• [GIVEN TASK]: Copy out all the entries exactly.

• [Records about charts and figures]:
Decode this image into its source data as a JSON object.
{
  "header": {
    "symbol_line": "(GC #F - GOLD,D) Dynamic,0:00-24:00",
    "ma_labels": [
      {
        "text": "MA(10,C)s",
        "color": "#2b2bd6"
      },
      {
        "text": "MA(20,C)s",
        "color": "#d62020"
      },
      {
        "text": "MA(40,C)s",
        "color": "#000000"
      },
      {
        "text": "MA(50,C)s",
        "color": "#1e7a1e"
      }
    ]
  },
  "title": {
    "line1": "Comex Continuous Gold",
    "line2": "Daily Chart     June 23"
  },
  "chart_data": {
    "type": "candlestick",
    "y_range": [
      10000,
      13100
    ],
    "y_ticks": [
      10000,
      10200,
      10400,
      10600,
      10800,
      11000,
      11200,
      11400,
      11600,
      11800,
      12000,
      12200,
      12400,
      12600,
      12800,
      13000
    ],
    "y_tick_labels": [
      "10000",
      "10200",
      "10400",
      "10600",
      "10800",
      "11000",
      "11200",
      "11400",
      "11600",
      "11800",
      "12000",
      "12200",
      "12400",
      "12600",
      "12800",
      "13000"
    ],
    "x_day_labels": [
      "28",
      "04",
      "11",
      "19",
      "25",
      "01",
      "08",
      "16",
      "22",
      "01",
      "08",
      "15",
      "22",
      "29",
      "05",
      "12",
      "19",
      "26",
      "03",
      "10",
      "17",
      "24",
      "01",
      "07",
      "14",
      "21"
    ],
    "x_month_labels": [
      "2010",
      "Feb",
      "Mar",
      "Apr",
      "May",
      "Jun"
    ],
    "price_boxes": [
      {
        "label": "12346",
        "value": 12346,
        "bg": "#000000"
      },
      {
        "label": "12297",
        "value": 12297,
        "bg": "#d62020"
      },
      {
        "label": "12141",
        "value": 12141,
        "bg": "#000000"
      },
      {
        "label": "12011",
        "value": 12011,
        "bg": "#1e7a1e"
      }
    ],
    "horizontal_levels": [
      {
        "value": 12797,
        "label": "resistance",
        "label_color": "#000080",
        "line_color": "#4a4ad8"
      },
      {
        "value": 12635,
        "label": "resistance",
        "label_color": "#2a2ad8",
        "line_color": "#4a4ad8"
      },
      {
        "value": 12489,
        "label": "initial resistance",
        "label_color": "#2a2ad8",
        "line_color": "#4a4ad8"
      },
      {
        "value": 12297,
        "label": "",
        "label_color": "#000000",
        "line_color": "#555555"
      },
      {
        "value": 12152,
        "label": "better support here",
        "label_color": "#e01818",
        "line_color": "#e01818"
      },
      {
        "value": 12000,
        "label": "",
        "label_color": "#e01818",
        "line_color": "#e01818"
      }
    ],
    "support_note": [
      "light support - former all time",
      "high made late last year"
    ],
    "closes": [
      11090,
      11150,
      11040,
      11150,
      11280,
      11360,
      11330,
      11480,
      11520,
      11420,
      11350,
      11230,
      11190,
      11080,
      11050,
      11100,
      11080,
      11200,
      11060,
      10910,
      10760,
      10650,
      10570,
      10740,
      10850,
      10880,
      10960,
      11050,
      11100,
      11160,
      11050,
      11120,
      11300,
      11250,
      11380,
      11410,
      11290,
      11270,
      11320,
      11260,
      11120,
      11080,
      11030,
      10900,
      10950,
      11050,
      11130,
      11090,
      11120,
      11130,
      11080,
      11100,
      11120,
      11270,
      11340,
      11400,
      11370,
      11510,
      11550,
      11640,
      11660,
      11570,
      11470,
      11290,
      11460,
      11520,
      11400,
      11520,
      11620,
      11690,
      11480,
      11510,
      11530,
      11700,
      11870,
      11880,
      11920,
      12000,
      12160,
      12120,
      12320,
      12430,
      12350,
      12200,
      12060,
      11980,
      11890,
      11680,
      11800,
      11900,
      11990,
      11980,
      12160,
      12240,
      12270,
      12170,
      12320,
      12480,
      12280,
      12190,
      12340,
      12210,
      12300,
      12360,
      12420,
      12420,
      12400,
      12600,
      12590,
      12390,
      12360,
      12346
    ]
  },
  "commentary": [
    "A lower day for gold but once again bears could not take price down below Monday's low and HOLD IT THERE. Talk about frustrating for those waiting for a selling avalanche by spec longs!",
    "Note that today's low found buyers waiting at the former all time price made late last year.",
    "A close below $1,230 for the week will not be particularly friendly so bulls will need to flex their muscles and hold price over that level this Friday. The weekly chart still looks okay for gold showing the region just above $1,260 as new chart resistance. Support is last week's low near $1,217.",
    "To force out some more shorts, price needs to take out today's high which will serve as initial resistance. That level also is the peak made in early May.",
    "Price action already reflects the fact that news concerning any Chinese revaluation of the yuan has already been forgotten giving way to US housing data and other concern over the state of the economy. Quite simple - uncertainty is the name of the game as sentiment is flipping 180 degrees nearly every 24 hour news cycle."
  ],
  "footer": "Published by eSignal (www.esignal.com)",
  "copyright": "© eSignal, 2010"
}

• [REPLY TO THE TASK]:
Decode this image into its source data as a JSON object.
{
  "header": {
    "symbol_line": "(GC #F - GOLD,D) Dynamic,0:00-24:00",
    "ma_labels": [
      {
        "text": "MA(10,C)s",
        "color": "#2b2bd6"
      },
      {
        "text": "MA(20,C)s",
        "color": "#d62020"
      },
      {
        "text": "MA(40,C)s",
        "color": "#000000"
      },
      {
        "text": "MA(50,C)s",
        "color": "#1e7a1e"
      }
    ]
  },
  "title": {
    "line1": "Comex Continuous Gold",
    "line2": "Daily Chart     June 23"
  },
  "chart_data": {
    "type": "candlestick",
    "y_range": [
      10000,
      13100
    ],
    "y_ticks": [
      10000,
      10200,
      10400,
      10600,
      10800,
      11000,
      11200,
      11400,
      11600,
      11800,
      12000,
      12200,
      12400,
      12600,
      12800,
      13000
    ],
    "y_tick_labels": [
      "10000",
      "10200",
      "10400",
      "10600",
      "10800",
      "11000",
      "11200",
      "11400",
      "11600",
      "11800",
      "12000",
      "12200",
      "12400",
      "12600",
      "12800",
      "13000"
    ],
    "x_day_labels": [
      "28",
      "04",
      "11",
      "19",
      "25",
      "01",
      "08",
      "16",
      "22",
      "01",
      "08",
      "15",
      "22",
      "29",
      "05",
      "12",
      "19",
      "26",
      "03",
      "10",
      "17",
      "24",
      "01",
      "07",
      "14",
      "21"
    ],
    "x_month_labels": [
      "2010",
      "Feb",
      "Mar",
      "Apr",
      "May",
      "Jun"
    ],
    "price_boxes": [
      {
        "label": "12346",
        "value": 12346,
        "bg": "#000000"
      },
      {
        "label": "12297",
        "value": 12297,
        "bg": "#d62020"
      },
      {
        "label": "12141",
        "value": 12141,
        "bg": "#000000"
      },
      {
        "label": "12011",
        "value": 12011,
        "bg": "#1e7a1e"
      }
    ],
    "horizontal_levels": [
      {
        "value": 12797,
        "label": "resistance",
        "label_color": "#000080",
        "line_color": "#4a4ad8"
      },
      {
        "value": 12635,
        "label": "resistance",
        "label_color": "#2a2ad8",
        "line_color": "#4a4ad8"
      },
      {
        "value": 12489,
        "label": "initial resistance",
        "label_color": "#2a2ad8",
        "line_color": "#4a4ad8"
      },
      {
        "value": 12297,
        "label": "",
        "label_color": "#000000",
        "line_color": "#555555"
      },
      {
        "value": 12152,
        "label": "better support here",
        "label_color": "#e01818",
        "line_color": "#e01818"
      },
      {
        "value": 12000,
        "label": "",
        "label_color": "#e01818",
        "line_color": "#e01818"
      }
    ],
    "support_note": [
      "light support - former all time",
      "high made late last year"
    ],
    "closes": [
      11090,
      11150,
      11040,
      11150,
      11280,
      11360,
      11330,
      11480,
      11520,
      11420,
      11350,
      11230,
      11190,
      11080,
      11050,
      11100,
      11080,
      11200,
      11060,
      10910,
      10760,
      10650,
      10570,
      10740,
      10850,
      10880,
      10960,
      11050,
      11100,
      11160,
      11050,
      11120,
      11300,
      11250,
      11380,
      11410,
      11290,
      11270,
      11320,
      11260,
      11120,
      11080,
      11030,
      10900,
      10950,
      11050,
      11130,
      11090,
      11120,
      11130,
      11080,
      11100,
      11120,
      11270,
      11340,
      11400,
      11370,
      11510,
      11550,
      11640,
      11660,
      11570,
      11470,
      11290,
      11460,
      11520,
      11400,
      11520,
      11620,
      11690,
      11480,
      11510,
      11530,
      11700,
      11870,
      11880,
      11920,
      12000,
      12160,
      12120,
      12320,
      12430,
      12350,
      12200,
      12060,
      11980,
      11890,
      11680,
      11800,
      11900,
      11990,
      11980,
      12160,
      12240,
      12270,
      12170,
      12320,
      12480,
      12280,
      12190,
      12340,
      12210,
      12300,
      12360,
      12420,
      12420,
      12400,
      12600,
      12590,
      12390,
      12360,
      12346
    ]
  },
  "commentary": [
    "A lower day for gold but once again bears could not take price down below Monday's low and HOLD IT THERE. Talk about frustrating for those waiting for a selling avalanche by spec longs!",
    "Note that today's low found buyers waiting at the former all time price made late last year.",
    "A close below $1,230 for the week will not be particularly friendly so bulls will need to flex their muscles and hold price over that level this Friday. The weekly chart still looks okay for gold showing the region just above $1,260 as new chart resistance. Support is last week's low near $1,217.",
    "To force out some more shorts, price needs to take out today's high which will serve as initial resistance. That level also is the peak made in early May.",
    "Price action already reflects the fact that news concerning any Chinese revaluation of the yuan has already been forgotten giving way to US housing data and other concern over the state of the economy. Quite simple - uncertainty is the name of the game as sentiment is flipping 180 degrees nearly every 24 hour news cycle."
  ],
  "footer": "Published by eSignal (www.esignal.com)",
  "copyright": "© eSignal, 2010"
}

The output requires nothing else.